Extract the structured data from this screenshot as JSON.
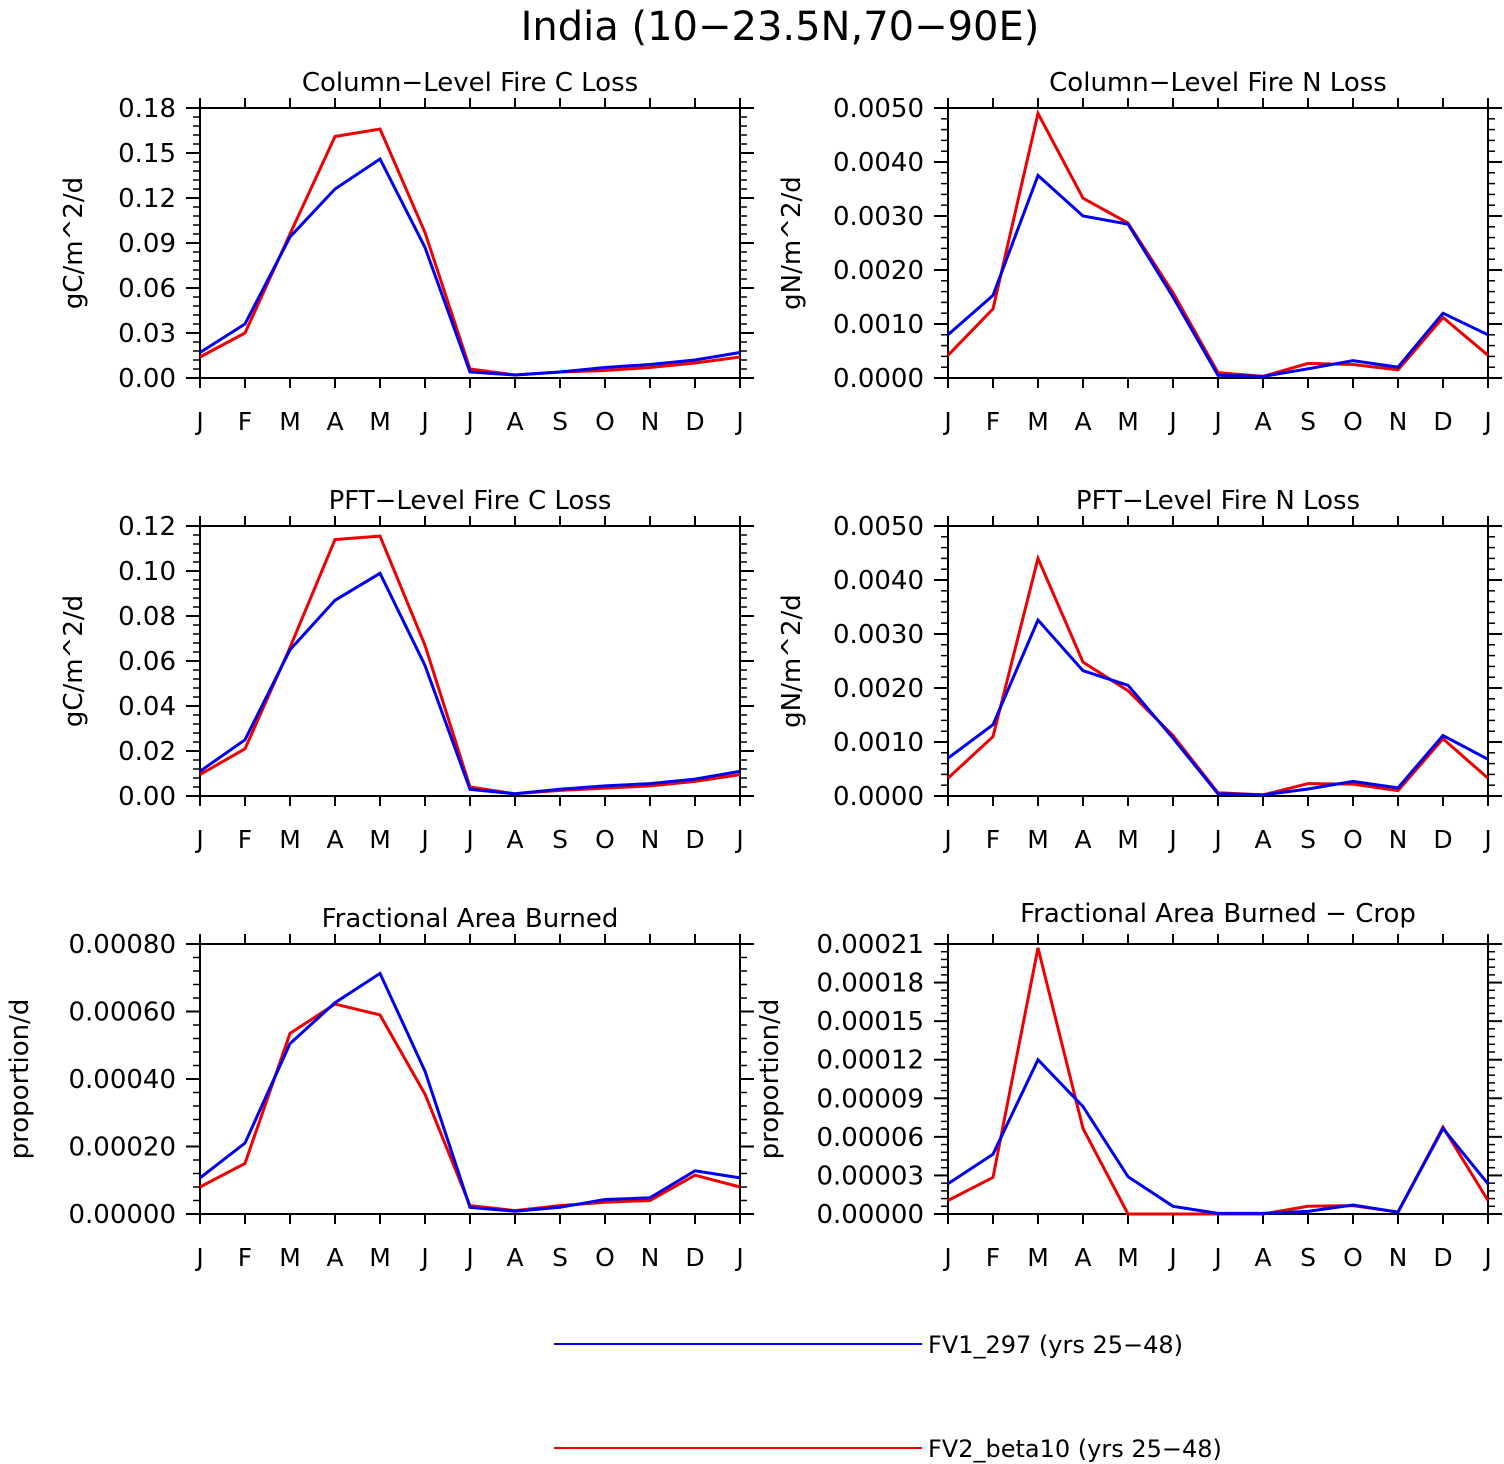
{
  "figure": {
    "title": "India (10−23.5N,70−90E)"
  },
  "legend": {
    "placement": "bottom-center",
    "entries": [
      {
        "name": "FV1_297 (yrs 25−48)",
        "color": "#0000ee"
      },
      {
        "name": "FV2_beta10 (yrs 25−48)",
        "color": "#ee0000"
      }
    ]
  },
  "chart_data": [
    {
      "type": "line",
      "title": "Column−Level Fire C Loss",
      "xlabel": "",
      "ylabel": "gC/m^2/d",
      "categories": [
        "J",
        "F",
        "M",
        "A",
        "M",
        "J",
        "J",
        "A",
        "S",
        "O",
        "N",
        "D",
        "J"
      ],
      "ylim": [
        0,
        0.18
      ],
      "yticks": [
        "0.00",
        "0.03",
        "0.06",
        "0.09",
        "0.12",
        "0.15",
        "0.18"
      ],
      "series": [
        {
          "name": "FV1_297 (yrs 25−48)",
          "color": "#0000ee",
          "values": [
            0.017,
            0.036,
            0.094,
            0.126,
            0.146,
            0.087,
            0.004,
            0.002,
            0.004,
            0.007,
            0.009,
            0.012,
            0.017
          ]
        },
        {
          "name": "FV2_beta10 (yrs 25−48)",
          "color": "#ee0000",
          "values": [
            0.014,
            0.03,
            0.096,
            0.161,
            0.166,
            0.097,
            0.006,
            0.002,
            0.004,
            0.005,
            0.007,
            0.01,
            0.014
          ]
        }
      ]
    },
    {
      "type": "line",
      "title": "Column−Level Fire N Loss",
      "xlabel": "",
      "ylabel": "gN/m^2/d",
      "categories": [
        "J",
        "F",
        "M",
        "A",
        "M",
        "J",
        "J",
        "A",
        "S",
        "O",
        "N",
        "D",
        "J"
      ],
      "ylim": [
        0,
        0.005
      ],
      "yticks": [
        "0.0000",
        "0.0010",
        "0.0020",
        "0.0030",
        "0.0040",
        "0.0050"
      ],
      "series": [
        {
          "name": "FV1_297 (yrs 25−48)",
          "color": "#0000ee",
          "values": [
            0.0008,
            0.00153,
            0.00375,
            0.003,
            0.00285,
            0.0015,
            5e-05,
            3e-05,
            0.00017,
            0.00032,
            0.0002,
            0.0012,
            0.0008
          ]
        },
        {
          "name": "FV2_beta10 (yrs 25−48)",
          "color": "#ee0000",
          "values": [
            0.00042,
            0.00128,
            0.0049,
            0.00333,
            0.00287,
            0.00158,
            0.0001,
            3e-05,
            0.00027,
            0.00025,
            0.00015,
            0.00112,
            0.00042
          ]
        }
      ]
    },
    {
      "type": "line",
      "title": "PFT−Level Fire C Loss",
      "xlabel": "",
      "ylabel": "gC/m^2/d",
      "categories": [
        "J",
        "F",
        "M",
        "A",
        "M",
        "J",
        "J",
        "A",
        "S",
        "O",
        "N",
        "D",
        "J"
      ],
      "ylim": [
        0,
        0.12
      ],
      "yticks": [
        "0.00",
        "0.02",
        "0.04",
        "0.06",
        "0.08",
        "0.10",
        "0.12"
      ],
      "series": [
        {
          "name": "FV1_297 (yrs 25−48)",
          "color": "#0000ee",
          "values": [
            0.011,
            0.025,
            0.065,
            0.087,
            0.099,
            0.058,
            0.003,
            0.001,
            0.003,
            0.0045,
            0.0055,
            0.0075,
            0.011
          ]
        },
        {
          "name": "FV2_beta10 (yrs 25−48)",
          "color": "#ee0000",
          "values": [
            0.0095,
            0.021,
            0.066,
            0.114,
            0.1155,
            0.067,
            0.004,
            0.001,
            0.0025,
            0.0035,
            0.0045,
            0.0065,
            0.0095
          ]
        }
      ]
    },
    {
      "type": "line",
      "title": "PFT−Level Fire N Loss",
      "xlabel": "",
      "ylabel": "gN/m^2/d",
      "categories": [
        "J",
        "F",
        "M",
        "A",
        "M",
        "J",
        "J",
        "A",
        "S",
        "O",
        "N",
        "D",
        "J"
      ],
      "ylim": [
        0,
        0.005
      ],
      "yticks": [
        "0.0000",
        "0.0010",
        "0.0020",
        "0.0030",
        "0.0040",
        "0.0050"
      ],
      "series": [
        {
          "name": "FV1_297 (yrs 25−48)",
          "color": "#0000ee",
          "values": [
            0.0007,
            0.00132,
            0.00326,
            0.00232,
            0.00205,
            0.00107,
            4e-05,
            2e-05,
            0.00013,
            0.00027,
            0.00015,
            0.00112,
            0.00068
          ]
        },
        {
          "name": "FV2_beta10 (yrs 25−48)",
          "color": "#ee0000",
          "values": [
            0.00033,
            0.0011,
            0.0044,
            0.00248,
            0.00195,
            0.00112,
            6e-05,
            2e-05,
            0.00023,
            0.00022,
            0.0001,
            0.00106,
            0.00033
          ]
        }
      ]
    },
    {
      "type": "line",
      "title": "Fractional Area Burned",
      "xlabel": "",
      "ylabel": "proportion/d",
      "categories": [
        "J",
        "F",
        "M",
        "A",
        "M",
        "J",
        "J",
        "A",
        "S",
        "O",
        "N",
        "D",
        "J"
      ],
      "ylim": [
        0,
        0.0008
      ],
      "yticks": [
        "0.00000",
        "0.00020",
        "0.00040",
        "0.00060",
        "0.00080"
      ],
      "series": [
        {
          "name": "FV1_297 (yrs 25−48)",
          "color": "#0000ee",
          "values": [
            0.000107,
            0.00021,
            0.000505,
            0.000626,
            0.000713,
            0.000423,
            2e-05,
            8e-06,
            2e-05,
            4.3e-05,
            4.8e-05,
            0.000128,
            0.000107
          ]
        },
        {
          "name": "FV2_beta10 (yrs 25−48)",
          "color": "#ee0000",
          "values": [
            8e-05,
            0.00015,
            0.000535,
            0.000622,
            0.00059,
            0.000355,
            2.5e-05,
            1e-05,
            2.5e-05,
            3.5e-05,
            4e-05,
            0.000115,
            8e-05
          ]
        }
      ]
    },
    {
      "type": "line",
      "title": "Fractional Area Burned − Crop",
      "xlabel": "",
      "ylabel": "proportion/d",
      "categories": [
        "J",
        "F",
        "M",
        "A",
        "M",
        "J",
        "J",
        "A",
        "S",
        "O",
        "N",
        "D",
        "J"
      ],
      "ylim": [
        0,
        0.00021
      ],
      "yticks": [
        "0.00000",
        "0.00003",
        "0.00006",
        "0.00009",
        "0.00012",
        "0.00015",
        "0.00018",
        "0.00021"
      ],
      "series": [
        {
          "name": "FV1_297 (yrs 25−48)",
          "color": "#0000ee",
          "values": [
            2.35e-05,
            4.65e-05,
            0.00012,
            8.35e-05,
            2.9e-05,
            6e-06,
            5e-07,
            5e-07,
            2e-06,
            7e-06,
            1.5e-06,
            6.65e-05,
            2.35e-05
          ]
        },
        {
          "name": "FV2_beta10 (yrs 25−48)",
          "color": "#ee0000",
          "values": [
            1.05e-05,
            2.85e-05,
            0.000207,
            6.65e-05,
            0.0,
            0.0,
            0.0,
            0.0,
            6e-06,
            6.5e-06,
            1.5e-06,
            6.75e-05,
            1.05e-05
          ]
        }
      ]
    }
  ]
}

^^^^^^^^

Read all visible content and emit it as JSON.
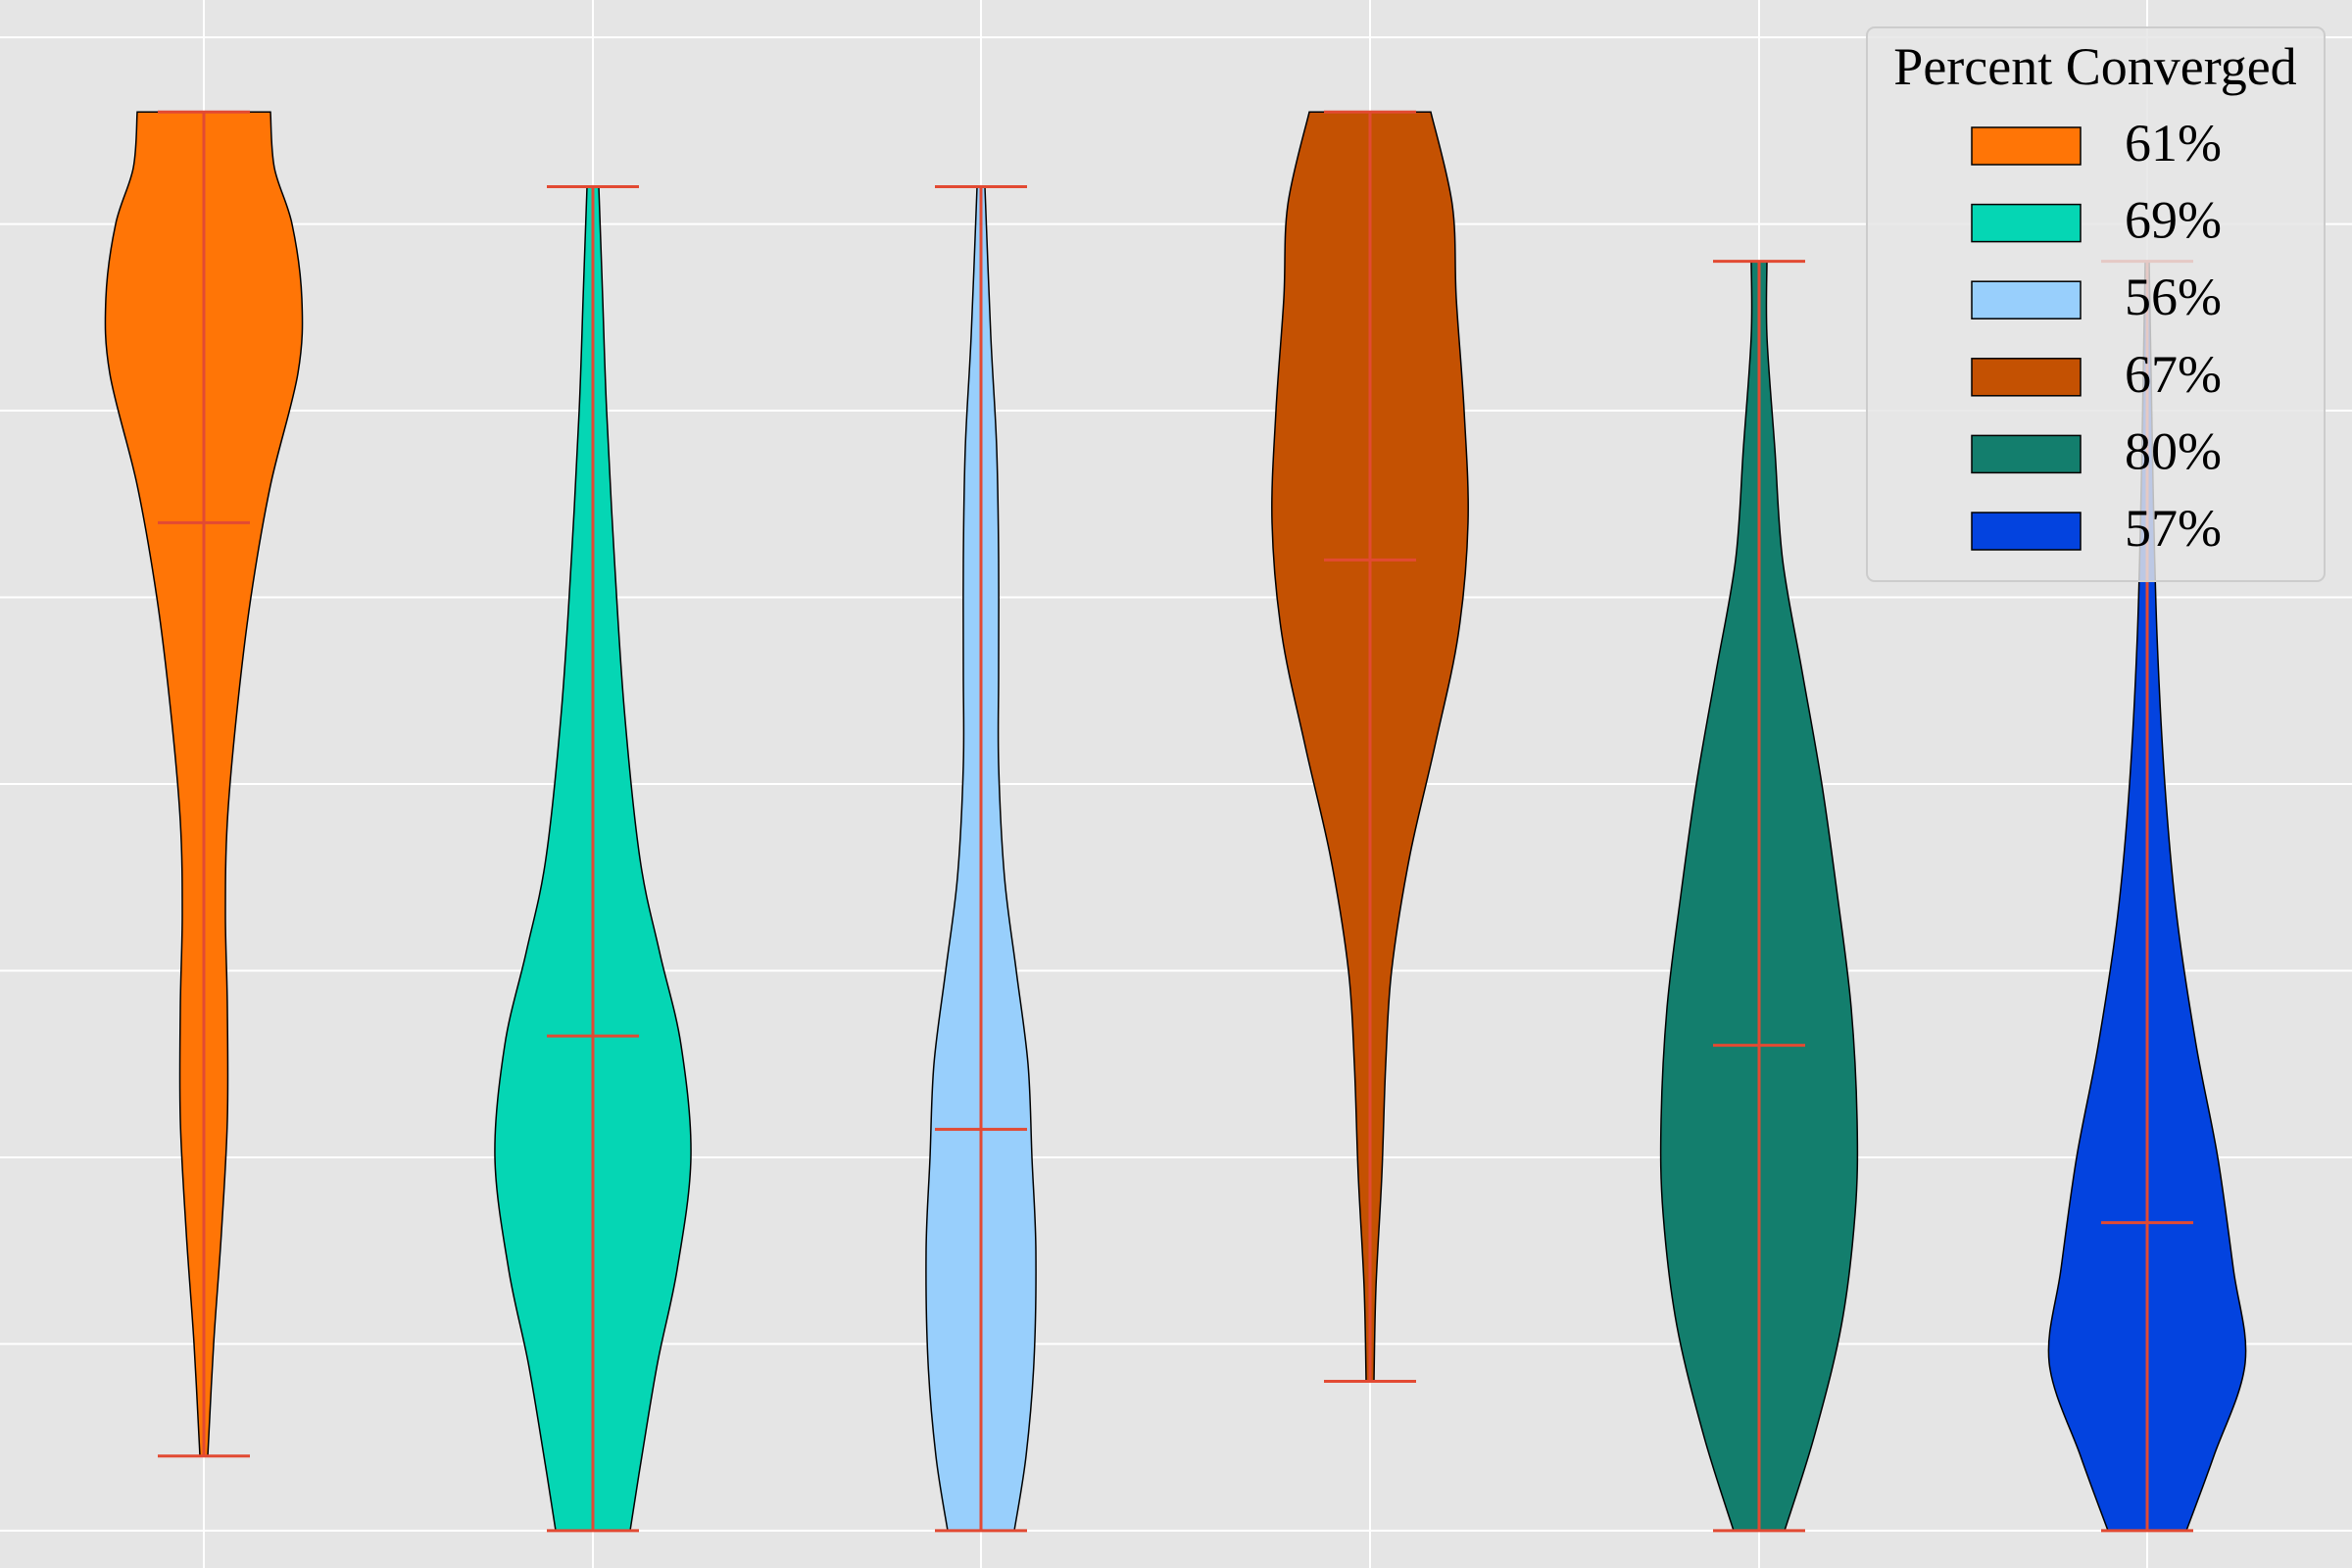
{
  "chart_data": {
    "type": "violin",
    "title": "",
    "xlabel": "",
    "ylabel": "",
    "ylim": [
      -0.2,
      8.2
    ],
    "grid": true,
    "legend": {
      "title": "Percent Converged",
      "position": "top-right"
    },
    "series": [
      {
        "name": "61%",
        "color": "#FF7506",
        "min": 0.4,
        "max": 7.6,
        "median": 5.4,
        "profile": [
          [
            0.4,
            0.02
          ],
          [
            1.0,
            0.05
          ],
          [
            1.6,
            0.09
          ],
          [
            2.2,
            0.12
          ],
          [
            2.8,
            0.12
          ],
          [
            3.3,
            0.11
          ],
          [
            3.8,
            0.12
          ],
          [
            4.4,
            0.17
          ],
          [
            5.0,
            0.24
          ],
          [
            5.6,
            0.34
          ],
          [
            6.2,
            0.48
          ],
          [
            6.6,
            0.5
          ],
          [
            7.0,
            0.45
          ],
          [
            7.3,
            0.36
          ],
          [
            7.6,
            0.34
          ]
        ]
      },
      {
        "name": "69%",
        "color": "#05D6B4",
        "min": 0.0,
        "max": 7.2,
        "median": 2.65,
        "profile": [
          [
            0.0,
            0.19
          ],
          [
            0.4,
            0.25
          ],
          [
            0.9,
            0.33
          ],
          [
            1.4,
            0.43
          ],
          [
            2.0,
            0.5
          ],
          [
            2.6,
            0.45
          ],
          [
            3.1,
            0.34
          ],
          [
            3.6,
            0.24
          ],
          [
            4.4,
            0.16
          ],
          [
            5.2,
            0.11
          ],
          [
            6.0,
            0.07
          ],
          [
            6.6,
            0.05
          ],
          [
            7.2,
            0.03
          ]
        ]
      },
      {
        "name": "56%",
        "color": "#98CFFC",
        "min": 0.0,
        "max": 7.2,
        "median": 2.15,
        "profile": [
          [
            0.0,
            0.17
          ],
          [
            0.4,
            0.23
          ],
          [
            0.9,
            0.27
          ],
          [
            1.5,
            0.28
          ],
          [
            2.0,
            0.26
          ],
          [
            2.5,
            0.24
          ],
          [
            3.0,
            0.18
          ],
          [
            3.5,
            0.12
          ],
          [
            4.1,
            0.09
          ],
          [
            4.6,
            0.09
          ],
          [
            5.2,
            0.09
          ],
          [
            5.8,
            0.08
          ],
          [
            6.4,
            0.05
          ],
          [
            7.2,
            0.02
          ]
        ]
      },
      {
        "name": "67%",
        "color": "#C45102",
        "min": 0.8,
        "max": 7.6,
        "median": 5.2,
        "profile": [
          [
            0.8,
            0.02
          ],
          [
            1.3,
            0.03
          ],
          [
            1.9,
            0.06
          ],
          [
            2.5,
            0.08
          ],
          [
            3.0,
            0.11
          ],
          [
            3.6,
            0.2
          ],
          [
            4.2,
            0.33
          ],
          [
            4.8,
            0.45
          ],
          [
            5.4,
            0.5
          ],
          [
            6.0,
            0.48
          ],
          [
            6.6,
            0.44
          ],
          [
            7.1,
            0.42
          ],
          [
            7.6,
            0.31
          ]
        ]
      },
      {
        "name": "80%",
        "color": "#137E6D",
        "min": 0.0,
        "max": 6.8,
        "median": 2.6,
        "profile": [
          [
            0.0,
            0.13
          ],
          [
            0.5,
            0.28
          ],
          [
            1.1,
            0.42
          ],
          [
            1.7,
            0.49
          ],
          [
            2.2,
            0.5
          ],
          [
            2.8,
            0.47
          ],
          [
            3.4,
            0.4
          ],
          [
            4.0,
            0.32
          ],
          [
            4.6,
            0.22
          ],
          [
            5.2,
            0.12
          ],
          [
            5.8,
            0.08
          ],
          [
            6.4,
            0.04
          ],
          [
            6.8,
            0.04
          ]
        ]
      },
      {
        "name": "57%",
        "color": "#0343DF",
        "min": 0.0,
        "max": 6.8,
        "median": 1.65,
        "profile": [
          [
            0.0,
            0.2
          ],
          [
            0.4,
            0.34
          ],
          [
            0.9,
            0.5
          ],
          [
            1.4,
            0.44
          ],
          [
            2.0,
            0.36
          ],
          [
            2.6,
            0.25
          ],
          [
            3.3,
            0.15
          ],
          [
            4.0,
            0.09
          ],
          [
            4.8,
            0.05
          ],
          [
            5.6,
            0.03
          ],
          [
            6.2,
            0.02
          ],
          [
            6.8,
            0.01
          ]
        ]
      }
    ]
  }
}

^^^^^^^^

▸ Task directions: Return only the number of lines in the data that contain "title".

▸ Correct result: 9